#### [PASSAGE TO READ]
- - -

Hooking it up to RQ:

# worker/run.py
from rq import Queue, Worker
from redis import Redis
import os

if __name__ == "__main__":
    redis = Redis.from_url(os.environ["REDIS_URL"])
    q = Queue("uploads", connection=redis)
    with Worker([q], connection=redis) as w:
        w.work()

Enqueue an upload job from your upload handler:

# in your upload handler
from rq import Queue
from redis import Redis

q = Queue("uploads", connection=Redis.from_url(REDIS_URL))
q.enqueue(
    "worker.job.process_upload",
    asset_id="upload_abc123",
    bucket="my-uploads",
    key="raw/abc123.mp4",
    content_class="talking_head",
    dsn=os.environ["DB_DSN"],
    job_timeout=600,
)

⚡ 6. Throughput and gotchas

A few notes from real deployments:

PySceneDetect is CPU-bound and decode-heavy. The detector itself is fast; the bottleneck is OpenCV decoding the video. On commodity CPU (4 vCPU, 8 GB RAM), 1080p talking-head content processes faster than real time. Mileage varies on dense 4K content.

- - -

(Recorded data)
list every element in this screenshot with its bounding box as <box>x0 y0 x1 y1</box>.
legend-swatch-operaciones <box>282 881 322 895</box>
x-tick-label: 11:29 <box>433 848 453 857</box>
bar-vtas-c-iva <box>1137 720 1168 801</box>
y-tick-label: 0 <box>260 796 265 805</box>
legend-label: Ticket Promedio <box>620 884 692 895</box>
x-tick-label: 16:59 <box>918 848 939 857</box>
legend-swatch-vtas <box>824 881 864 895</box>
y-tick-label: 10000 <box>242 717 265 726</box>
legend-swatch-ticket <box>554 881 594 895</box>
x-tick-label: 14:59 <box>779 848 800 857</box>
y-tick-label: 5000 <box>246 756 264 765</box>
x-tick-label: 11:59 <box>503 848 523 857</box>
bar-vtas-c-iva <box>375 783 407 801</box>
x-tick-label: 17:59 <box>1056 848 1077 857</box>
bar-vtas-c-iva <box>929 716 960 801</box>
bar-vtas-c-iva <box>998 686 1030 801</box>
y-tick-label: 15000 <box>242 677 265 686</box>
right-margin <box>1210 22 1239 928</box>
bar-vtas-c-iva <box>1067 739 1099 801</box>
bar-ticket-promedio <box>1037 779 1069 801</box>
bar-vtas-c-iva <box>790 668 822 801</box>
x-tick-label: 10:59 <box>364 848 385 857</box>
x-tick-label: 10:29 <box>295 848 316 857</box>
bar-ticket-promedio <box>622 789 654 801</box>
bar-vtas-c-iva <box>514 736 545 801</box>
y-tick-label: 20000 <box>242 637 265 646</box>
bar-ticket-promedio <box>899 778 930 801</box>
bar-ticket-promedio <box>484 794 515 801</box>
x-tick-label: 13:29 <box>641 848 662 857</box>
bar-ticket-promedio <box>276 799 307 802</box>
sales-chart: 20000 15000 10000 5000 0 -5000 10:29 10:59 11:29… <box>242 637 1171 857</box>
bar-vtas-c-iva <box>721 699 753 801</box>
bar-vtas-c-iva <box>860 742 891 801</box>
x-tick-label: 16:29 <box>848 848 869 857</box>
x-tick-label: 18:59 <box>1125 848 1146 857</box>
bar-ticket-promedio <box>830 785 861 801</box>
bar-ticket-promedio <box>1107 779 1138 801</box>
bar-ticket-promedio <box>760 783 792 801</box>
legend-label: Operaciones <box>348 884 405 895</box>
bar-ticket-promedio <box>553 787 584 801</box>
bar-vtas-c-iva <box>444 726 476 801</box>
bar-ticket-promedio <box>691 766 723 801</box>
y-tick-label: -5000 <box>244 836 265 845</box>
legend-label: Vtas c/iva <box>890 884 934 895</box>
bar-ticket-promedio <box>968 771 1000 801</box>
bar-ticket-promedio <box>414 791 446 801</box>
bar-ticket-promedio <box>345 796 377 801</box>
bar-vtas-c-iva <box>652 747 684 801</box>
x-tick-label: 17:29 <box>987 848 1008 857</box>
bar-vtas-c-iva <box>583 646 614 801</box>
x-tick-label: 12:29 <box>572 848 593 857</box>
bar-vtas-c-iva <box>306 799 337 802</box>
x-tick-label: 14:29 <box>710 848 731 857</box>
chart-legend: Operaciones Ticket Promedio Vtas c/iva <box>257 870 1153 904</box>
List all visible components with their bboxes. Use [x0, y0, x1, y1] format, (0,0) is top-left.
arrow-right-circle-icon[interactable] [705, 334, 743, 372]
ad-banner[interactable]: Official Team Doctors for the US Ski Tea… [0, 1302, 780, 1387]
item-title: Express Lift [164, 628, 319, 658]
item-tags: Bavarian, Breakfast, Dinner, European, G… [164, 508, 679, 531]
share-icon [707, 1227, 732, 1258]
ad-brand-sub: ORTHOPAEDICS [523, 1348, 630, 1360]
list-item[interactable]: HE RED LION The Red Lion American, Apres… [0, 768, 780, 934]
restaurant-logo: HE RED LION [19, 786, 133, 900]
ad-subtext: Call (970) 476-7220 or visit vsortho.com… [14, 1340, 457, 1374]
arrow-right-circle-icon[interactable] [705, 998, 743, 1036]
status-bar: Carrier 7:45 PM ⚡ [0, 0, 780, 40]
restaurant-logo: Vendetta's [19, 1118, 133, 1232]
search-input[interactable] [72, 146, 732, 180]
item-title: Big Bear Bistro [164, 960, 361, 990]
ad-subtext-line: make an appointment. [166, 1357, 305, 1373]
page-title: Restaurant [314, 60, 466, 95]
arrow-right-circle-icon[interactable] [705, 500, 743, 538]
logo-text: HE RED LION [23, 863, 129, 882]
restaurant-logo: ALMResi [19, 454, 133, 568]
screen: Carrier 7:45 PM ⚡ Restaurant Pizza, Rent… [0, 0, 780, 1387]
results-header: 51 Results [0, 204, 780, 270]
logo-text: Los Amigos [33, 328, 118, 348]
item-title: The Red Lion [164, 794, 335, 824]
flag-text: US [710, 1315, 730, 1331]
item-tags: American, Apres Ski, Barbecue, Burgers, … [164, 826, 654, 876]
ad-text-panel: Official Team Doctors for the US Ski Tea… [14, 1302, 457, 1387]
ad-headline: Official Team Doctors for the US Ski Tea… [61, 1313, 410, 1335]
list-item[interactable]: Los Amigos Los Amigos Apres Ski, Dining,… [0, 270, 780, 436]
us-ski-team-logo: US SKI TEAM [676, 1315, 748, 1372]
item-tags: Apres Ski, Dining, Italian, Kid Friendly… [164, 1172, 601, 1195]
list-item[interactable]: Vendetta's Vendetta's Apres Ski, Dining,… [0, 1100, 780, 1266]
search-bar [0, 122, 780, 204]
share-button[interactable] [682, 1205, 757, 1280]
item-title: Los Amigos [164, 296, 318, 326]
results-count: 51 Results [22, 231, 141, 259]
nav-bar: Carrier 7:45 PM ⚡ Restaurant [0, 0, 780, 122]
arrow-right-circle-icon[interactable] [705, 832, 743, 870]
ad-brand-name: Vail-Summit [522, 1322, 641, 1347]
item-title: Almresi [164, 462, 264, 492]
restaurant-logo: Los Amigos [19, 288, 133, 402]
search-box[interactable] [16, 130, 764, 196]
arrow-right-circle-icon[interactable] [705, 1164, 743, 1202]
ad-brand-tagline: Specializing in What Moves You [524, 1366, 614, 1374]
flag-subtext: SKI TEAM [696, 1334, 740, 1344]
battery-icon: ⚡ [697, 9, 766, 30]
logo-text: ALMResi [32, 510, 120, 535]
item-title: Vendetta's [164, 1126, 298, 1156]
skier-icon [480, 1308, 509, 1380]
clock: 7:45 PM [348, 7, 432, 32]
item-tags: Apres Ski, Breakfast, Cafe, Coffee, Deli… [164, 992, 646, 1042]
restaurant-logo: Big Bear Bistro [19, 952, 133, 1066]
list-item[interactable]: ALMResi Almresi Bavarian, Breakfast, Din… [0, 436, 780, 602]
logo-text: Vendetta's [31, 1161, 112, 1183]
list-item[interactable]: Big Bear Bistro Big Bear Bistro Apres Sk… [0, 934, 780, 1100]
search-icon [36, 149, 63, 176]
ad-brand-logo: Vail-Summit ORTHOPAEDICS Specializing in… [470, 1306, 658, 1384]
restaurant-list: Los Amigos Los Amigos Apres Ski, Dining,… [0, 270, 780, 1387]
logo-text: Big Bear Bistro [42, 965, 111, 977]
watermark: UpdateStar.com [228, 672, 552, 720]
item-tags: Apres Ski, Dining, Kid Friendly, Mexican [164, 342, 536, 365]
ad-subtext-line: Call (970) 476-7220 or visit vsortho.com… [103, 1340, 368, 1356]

- - -

#### [WHAT TO DO]
Reproduce word for word the part of the RQ worker passage from "A few notes" up to and including "dense 4K content.".

#### [ANSWER TO THE PROBLEM]
A few notes from real deployments:

PySceneDetect is CPU-bound and decode-heavy. The detector itself is fast; the bottleneck is OpenCV decoding the video. On commodity CPU (4 vCPU, 8 GB RAM), 1080p talking-head content processes faster than real time. Mileage varies on dense 4K content.